Collected data entries:
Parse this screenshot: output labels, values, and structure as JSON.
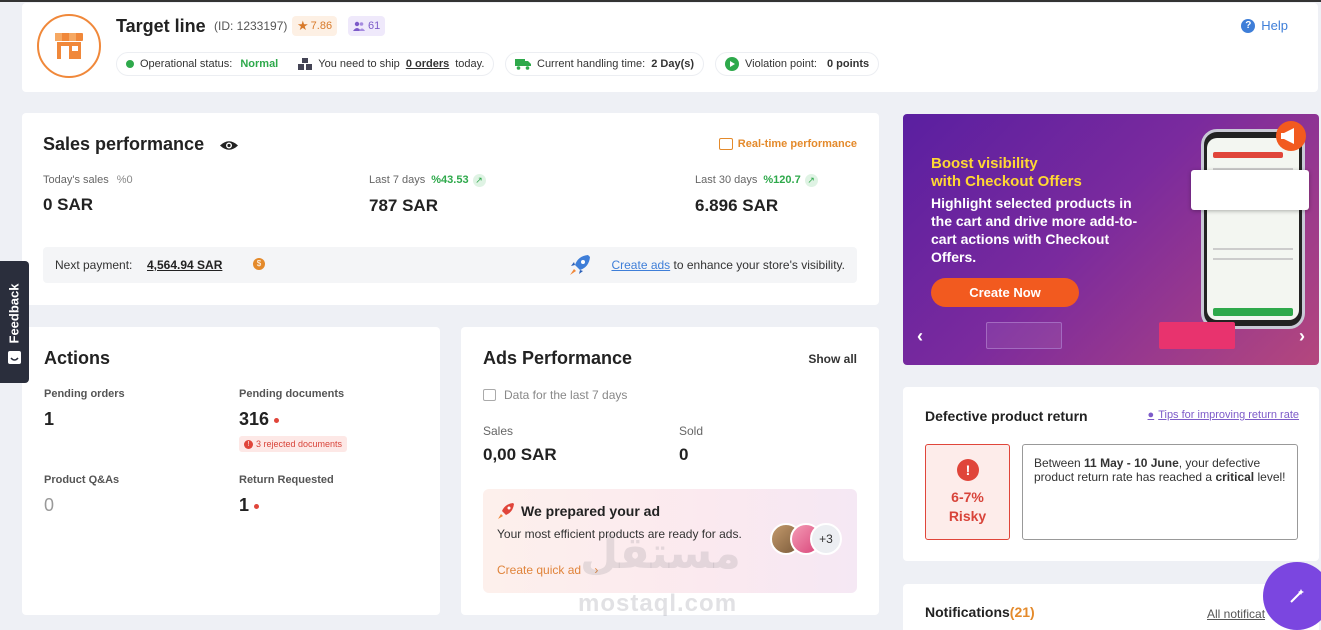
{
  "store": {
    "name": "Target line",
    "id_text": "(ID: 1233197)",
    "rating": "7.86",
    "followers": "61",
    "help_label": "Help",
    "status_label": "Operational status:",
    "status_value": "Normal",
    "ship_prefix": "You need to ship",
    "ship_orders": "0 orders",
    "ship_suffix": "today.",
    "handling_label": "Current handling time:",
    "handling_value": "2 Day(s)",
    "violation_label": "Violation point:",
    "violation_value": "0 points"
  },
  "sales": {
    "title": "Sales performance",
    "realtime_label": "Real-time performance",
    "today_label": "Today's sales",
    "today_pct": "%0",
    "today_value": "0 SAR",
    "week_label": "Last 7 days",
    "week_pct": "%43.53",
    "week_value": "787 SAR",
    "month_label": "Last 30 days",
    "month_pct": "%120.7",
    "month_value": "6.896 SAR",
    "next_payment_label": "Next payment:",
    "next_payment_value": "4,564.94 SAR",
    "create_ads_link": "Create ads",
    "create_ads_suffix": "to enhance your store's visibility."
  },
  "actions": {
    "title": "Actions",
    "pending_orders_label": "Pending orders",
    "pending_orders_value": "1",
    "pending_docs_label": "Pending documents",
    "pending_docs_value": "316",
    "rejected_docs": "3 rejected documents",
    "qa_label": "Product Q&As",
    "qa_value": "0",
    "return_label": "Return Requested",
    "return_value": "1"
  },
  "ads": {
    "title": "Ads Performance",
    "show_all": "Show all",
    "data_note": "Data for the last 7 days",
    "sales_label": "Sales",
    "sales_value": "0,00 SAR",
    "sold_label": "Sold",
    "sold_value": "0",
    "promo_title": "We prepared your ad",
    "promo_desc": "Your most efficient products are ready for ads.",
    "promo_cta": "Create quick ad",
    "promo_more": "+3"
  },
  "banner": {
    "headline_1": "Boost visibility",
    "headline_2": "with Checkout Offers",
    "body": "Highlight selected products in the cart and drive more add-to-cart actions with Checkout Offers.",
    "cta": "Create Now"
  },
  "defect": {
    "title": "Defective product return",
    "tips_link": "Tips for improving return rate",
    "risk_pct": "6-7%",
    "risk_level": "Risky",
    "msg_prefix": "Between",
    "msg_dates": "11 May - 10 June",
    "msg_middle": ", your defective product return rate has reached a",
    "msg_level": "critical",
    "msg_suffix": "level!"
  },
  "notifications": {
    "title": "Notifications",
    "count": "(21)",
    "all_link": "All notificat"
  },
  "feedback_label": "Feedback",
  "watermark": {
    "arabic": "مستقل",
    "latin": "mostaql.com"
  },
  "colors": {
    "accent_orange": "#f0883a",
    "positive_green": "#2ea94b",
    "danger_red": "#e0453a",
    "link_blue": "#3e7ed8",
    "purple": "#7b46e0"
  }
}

Your objective: Pictures are excluded; output everything else in the data verbatim.

Solution for this task:
Parse this screenshot: output labels, values, and structure as JSON.
{
  "store": {
    "name": "Target line",
    "id_text": "(ID: 1233197)",
    "rating": "7.86",
    "followers": "61",
    "help_label": "Help",
    "status_label": "Operational status:",
    "status_value": "Normal",
    "ship_prefix": "You need to ship",
    "ship_orders": "0 orders",
    "ship_suffix": "today.",
    "handling_label": "Current handling time:",
    "handling_value": "2 Day(s)",
    "violation_label": "Violation point:",
    "violation_value": "0 points"
  },
  "sales": {
    "title": "Sales performance",
    "realtime_label": "Real-time performance",
    "today_label": "Today's sales",
    "today_pct": "%0",
    "today_value": "0 SAR",
    "week_label": "Last 7 days",
    "week_pct": "%43.53",
    "week_value": "787 SAR",
    "month_label": "Last 30 days",
    "month_pct": "%120.7",
    "month_value": "6.896 SAR",
    "next_payment_label": "Next payment:",
    "next_payment_value": "4,564.94 SAR",
    "create_ads_link": "Create ads",
    "create_ads_suffix": "to enhance your store's visibility."
  },
  "actions": {
    "title": "Actions",
    "pending_orders_label": "Pending orders",
    "pending_orders_value": "1",
    "pending_docs_label": "Pending documents",
    "pending_docs_value": "316",
    "rejected_docs": "3 rejected documents",
    "qa_label": "Product Q&As",
    "qa_value": "0",
    "return_label": "Return Requested",
    "return_value": "1"
  },
  "ads": {
    "title": "Ads Performance",
    "show_all": "Show all",
    "data_note": "Data for the last 7 days",
    "sales_label": "Sales",
    "sales_value": "0,00 SAR",
    "sold_label": "Sold",
    "sold_value": "0",
    "promo_title": "We prepared your ad",
    "promo_desc": "Your most efficient products are ready for ads.",
    "promo_cta": "Create quick ad",
    "promo_more": "+3"
  },
  "banner": {
    "headline_1": "Boost visibility",
    "headline_2": "with Checkout Offers",
    "body": "Highlight selected products in the cart and drive more add-to-cart actions with Checkout Offers.",
    "cta": "Create Now"
  },
  "defect": {
    "title": "Defective product return",
    "tips_link": "Tips for improving return rate",
    "risk_pct": "6-7%",
    "risk_level": "Risky",
    "msg_prefix": "Between",
    "msg_dates": "11 May - 10 June",
    "msg_middle": ", your defective product return rate has reached a",
    "msg_level": "critical",
    "msg_suffix": "level!"
  },
  "notifications": {
    "title": "Notifications",
    "count": "(21)",
    "all_link": "All notificat"
  },
  "feedback_label": "Feedback",
  "watermark": {
    "arabic": "مستقل",
    "latin": "mostaql.com"
  },
  "colors": {
    "accent_orange": "#f0883a",
    "positive_green": "#2ea94b",
    "danger_red": "#e0453a",
    "link_blue": "#3e7ed8",
    "purple": "#7b46e0"
  }
}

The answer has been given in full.